* EXERCISE INPUTS *
────────────────
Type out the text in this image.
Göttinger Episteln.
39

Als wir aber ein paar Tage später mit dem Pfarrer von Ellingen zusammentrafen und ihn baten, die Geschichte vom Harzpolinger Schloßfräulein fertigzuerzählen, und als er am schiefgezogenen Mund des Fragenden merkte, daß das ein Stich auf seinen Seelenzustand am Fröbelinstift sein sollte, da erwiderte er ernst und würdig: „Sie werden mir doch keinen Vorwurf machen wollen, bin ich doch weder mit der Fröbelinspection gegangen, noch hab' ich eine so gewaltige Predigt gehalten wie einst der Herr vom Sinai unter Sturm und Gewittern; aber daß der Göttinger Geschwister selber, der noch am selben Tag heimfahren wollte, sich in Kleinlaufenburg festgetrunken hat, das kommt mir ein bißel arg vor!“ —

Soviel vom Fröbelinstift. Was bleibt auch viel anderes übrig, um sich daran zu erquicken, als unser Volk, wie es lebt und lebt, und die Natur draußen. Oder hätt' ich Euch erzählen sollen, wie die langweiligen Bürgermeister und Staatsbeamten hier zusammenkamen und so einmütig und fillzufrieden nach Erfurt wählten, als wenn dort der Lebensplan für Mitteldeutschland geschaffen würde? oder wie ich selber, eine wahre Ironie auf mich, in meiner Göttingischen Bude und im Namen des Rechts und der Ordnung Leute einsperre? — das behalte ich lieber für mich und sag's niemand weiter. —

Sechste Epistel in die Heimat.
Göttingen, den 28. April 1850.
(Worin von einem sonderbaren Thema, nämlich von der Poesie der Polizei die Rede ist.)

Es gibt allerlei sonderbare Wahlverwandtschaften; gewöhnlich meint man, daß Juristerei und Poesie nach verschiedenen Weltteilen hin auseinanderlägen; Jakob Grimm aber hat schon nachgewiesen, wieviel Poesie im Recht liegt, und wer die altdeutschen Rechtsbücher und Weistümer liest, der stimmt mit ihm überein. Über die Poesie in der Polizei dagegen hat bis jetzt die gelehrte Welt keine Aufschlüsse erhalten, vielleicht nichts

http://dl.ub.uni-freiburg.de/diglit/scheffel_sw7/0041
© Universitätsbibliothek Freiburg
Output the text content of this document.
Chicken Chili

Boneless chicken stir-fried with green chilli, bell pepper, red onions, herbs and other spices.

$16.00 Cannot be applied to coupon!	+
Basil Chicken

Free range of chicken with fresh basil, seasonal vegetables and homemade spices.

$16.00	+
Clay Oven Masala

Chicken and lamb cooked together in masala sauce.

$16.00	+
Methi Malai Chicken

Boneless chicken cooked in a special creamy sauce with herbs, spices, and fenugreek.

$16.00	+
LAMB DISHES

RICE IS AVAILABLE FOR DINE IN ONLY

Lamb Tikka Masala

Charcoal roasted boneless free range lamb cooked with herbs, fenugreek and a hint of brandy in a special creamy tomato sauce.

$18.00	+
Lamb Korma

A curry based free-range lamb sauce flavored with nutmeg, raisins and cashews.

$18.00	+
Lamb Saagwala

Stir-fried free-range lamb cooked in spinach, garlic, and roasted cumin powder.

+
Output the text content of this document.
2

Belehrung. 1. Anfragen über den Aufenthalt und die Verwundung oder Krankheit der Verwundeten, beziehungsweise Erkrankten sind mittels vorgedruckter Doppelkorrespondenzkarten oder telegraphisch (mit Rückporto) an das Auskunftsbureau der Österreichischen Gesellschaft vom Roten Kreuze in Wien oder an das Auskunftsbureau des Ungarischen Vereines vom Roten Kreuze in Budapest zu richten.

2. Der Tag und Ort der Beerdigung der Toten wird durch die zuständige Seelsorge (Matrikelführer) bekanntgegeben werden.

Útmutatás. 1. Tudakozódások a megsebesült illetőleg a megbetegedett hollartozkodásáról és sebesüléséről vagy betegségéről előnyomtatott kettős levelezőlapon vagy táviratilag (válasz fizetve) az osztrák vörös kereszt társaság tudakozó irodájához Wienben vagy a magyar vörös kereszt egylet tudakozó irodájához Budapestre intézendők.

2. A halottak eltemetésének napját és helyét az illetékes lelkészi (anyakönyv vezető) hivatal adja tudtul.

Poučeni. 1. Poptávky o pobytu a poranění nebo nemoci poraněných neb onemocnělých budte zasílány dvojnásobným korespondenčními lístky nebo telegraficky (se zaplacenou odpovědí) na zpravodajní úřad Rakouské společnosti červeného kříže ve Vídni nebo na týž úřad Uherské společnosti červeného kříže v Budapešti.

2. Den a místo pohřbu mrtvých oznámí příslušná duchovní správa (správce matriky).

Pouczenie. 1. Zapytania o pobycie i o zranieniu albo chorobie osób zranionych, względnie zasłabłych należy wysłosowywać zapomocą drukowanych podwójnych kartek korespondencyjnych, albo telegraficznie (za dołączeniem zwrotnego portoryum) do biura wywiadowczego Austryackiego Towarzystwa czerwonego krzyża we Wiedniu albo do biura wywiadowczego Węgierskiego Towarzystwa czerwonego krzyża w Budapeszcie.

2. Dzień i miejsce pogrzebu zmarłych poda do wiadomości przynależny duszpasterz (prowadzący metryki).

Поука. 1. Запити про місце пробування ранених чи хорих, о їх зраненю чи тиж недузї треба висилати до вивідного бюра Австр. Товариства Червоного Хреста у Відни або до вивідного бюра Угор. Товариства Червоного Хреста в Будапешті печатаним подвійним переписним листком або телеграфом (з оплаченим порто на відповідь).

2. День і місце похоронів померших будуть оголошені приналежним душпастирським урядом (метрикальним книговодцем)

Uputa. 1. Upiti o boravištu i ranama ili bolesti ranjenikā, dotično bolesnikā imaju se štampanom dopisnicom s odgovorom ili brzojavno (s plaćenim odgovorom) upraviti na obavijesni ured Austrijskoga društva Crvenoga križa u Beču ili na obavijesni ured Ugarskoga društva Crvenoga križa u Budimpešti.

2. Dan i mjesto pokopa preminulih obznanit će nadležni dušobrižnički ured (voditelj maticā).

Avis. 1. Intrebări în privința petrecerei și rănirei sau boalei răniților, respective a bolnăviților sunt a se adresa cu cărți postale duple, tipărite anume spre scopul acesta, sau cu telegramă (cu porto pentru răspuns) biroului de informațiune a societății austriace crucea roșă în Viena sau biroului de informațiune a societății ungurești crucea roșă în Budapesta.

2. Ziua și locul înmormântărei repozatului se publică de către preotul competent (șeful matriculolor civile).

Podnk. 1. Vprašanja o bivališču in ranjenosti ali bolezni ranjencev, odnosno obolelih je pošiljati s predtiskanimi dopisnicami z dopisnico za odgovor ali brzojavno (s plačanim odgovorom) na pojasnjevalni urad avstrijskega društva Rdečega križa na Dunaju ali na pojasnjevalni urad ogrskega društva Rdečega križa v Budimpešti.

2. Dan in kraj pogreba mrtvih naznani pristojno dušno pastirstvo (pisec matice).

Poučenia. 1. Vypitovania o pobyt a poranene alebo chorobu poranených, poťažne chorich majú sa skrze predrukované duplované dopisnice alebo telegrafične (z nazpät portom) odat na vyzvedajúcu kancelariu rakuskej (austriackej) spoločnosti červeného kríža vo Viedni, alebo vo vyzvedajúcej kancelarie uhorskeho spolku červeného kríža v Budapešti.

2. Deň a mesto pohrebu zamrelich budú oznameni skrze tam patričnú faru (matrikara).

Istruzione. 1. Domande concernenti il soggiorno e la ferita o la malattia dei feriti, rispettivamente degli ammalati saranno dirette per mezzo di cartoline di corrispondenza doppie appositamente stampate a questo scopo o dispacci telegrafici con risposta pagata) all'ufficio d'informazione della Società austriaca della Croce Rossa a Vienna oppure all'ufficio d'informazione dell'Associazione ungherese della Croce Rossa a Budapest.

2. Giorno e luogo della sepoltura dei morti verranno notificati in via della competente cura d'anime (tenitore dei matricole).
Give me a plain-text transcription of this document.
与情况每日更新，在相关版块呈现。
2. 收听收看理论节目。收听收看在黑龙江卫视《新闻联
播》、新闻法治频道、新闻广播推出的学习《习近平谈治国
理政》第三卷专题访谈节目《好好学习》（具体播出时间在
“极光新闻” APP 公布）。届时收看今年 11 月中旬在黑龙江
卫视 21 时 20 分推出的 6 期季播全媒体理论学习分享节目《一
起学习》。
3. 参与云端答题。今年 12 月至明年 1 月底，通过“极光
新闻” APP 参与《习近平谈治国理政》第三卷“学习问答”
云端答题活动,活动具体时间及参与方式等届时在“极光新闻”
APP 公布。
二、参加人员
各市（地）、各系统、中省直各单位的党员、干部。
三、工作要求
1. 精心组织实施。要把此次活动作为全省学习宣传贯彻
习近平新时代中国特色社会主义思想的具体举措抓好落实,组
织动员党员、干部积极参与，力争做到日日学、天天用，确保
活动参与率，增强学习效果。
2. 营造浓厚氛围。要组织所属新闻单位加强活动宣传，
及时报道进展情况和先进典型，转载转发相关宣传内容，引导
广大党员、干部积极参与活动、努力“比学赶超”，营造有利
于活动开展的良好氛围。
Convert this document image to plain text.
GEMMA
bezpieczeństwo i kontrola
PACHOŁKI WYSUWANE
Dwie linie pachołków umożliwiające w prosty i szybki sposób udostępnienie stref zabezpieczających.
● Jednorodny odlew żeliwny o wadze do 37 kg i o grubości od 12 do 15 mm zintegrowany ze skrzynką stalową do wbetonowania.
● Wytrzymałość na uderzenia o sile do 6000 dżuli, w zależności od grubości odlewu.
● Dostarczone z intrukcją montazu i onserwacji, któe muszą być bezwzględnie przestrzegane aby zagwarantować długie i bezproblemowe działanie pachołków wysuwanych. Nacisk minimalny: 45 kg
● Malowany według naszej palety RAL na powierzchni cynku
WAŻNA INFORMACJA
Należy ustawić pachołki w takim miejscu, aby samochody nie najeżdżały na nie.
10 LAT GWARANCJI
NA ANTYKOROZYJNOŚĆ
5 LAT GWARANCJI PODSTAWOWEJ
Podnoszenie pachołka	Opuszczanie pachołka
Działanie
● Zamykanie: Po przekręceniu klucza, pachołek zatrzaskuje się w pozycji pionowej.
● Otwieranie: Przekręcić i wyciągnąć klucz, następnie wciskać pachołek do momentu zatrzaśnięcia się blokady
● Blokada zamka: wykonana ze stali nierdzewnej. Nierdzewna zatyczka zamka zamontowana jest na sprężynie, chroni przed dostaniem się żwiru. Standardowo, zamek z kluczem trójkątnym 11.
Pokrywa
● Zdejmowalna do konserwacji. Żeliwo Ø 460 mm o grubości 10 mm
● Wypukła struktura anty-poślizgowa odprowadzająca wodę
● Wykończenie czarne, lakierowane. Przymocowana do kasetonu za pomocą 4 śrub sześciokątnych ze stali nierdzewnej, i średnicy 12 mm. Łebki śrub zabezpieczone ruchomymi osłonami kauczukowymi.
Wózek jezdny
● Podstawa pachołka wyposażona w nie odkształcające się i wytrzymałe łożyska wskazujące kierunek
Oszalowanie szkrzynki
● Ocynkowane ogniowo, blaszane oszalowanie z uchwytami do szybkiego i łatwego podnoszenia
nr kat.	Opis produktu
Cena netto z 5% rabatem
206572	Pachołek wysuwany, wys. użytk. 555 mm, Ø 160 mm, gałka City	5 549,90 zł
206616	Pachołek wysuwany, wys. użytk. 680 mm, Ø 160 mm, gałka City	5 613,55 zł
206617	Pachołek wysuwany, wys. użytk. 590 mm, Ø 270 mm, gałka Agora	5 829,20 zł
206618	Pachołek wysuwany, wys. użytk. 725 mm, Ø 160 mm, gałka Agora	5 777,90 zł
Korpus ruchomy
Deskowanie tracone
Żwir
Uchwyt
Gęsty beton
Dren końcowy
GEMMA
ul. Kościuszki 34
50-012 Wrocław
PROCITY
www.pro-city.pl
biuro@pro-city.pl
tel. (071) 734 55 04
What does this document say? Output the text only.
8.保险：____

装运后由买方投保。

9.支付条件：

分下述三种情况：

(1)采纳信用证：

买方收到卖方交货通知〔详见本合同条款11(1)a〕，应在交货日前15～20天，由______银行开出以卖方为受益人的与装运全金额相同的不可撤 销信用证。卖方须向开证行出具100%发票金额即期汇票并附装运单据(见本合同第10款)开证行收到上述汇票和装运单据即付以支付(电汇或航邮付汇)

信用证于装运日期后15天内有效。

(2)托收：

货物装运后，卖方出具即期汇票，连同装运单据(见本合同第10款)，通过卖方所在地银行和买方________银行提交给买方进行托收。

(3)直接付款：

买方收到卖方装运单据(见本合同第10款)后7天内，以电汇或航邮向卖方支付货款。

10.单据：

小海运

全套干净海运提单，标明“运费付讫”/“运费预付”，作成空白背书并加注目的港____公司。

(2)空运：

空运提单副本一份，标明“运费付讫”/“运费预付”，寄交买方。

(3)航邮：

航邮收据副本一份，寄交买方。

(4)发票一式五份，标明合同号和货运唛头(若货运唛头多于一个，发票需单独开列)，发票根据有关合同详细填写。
────────────────
* INSTRUCTIONS TO FOLLOW *
Search the records above for "grubości". Copy each line where it is found.

* COMPLETE ANSWER *
● Jednorodny odlew żeliwny o wadze do 37 kg i o grubości od 12 do 15 mm zintegrowany ze skrzynką stalową do wbetonowania.
● Wytrzymałość na uderzenia o sile do 6000 dżuli, w zależności od grubości odlewu.
● Zdejmowalna do konserwacji. Żeliwo Ø 460 mm o grubości 10 mm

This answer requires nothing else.